● WHAT TO DO
Go through the entries below and write each one out exactly.

Some records:
-.-.-
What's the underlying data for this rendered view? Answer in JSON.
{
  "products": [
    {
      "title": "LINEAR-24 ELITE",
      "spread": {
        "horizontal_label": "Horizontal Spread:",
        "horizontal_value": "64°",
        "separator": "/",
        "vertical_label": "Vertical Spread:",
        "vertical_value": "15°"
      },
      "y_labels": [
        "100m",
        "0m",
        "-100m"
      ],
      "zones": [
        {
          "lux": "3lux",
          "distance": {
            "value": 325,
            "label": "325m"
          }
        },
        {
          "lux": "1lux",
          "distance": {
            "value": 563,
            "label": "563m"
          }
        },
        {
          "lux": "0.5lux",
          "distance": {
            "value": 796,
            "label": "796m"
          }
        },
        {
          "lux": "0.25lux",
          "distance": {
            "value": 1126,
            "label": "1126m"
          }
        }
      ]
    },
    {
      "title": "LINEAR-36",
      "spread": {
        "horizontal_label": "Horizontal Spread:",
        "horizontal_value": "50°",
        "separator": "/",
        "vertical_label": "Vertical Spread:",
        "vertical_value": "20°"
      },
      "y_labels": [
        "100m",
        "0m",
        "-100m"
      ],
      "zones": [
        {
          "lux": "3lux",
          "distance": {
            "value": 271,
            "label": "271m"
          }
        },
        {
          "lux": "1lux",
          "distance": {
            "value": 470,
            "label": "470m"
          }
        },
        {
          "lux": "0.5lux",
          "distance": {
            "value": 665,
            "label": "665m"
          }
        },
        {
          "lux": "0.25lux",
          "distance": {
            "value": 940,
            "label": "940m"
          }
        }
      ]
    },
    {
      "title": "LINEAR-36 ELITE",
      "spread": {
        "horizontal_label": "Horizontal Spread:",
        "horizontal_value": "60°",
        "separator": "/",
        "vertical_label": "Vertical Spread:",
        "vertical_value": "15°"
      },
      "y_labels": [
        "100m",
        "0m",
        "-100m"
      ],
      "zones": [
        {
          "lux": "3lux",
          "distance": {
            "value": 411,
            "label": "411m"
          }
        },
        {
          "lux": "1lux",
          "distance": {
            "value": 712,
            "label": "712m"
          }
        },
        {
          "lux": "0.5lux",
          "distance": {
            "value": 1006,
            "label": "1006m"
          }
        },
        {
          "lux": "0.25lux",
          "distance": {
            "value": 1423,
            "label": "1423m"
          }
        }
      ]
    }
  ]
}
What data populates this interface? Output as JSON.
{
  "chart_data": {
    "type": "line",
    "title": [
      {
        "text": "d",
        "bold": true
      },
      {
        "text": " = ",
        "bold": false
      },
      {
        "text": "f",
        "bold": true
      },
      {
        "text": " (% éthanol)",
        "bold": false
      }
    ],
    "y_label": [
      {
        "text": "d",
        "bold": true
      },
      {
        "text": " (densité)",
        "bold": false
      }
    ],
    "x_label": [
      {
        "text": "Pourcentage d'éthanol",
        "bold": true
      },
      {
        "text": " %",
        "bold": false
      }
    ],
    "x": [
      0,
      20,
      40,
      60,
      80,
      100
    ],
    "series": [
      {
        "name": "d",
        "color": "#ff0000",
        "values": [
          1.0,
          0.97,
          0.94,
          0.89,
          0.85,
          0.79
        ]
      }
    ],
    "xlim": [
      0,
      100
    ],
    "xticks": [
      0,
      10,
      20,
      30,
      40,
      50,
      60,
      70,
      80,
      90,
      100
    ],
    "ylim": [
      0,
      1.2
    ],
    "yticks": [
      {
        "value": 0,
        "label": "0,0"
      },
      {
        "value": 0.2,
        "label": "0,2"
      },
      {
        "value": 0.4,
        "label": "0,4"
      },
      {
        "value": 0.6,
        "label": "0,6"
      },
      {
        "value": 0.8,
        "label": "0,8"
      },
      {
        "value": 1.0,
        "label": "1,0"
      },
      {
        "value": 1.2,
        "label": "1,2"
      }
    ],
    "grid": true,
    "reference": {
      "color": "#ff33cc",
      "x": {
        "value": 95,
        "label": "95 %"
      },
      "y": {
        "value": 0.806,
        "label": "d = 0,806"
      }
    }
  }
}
-.-.-
● SOLUTION BELOW
What's the underlying data for this rendered view? Answer in JSON.
{
  "products": [
    {
      "title": "LINEAR-24 ELITE",
      "spread": {
        "horizontal_label": "Horizontal Spread:",
        "horizontal_value": "64°",
        "separator": "/",
        "vertical_label": "Vertical Spread:",
        "vertical_value": "15°"
      },
      "y_labels": [
        "100m",
        "0m",
        "-100m"
      ],
      "zones": [
        {
          "lux": "3lux",
          "distance": {
            "value": 325,
            "label": "325m"
          }
        },
        {
          "lux": "1lux",
          "distance": {
            "value": 563,
            "label": "563m"
          }
        },
        {
          "lux": "0.5lux",
          "distance": {
            "value": 796,
            "label": "796m"
          }
        },
        {
          "lux": "0.25lux",
          "distance": {
            "value": 1126,
            "label": "1126m"
          }
        }
      ]
    },
    {
      "title": "LINEAR-36",
      "spread": {
        "horizontal_label": "Horizontal Spread:",
        "horizontal_value": "50°",
        "separator": "/",
        "vertical_label": "Vertical Spread:",
        "vertical_value": "20°"
      },
      "y_labels": [
        "100m",
        "0m",
        "-100m"
      ],
      "zones": [
        {
          "lux": "3lux",
          "distance": {
            "value": 271,
            "label": "271m"
          }
        },
        {
          "lux": "1lux",
          "distance": {
            "value": 470,
            "label": "470m"
          }
        },
        {
          "lux": "0.5lux",
          "distance": {
            "value": 665,
            "label": "665m"
          }
        },
        {
          "lux": "0.25lux",
          "distance": {
            "value": 940,
            "label": "940m"
          }
        }
      ]
    },
    {
      "title": "LINEAR-36 ELITE",
      "spread": {
        "horizontal_label": "Horizontal Spread:",
        "horizontal_value": "60°",
        "separator": "/",
        "vertical_label": "Vertical Spread:",
        "vertical_value": "15°"
      },
      "y_labels": [
        "100m",
        "0m",
        "-100m"
      ],
      "zones": [
        {
          "lux": "3lux",
          "distance": {
            "value": 411,
            "label": "411m"
          }
        },
        {
          "lux": "1lux",
          "distance": {
            "value": 712,
            "label": "712m"
          }
        },
        {
          "lux": "0.5lux",
          "distance": {
            "value": 1006,
            "label": "1006m"
          }
        },
        {
          "lux": "0.25lux",
          "distance": {
            "value": 1423,
            "label": "1423m"
          }
        }
      ]
    }
  ]
}
What data populates this interface? Output as JSON.
{
  "chart_data": {
    "type": "line",
    "title": [
      {
        "text": "d",
        "bold": true
      },
      {
        "text": " = ",
        "bold": false
      },
      {
        "text": "f",
        "bold": true
      },
      {
        "text": " (% éthanol)",
        "bold": false
      }
    ],
    "y_label": [
      {
        "text": "d",
        "bold": true
      },
      {
        "text": " (densité)",
        "bold": false
      }
    ],
    "x_label": [
      {
        "text": "Pourcentage d'éthanol",
        "bold": true
      },
      {
        "text": " %",
        "bold": false
      }
    ],
    "x": [
      0,
      20,
      40,
      60,
      80,
      100
    ],
    "series": [
      {
        "name": "d",
        "color": "#ff0000",
        "values": [
          1.0,
          0.97,
          0.94,
          0.89,
          0.85,
          0.79
        ]
      }
    ],
    "xlim": [
      0,
      100
    ],
    "xticks": [
      0,
      10,
      20,
      30,
      40,
      50,
      60,
      70,
      80,
      90,
      100
    ],
    "ylim": [
      0,
      1.2
    ],
    "yticks": [
      {
        "value": 0,
        "label": "0,0"
      },
      {
        "value": 0.2,
        "label": "0,2"
      },
      {
        "value": 0.4,
        "label": "0,4"
      },
      {
        "value": 0.6,
        "label": "0,6"
      },
      {
        "value": 0.8,
        "label": "0,8"
      },
      {
        "value": 1.0,
        "label": "1,0"
      },
      {
        "value": 1.2,
        "label": "1,2"
      }
    ],
    "grid": true,
    "reference": {
      "color": "#ff33cc",
      "x": {
        "value": 95,
        "label": "95 %"
      },
      "y": {
        "value": 0.806,
        "label": "d = 0,806"
      }
    }
  }
}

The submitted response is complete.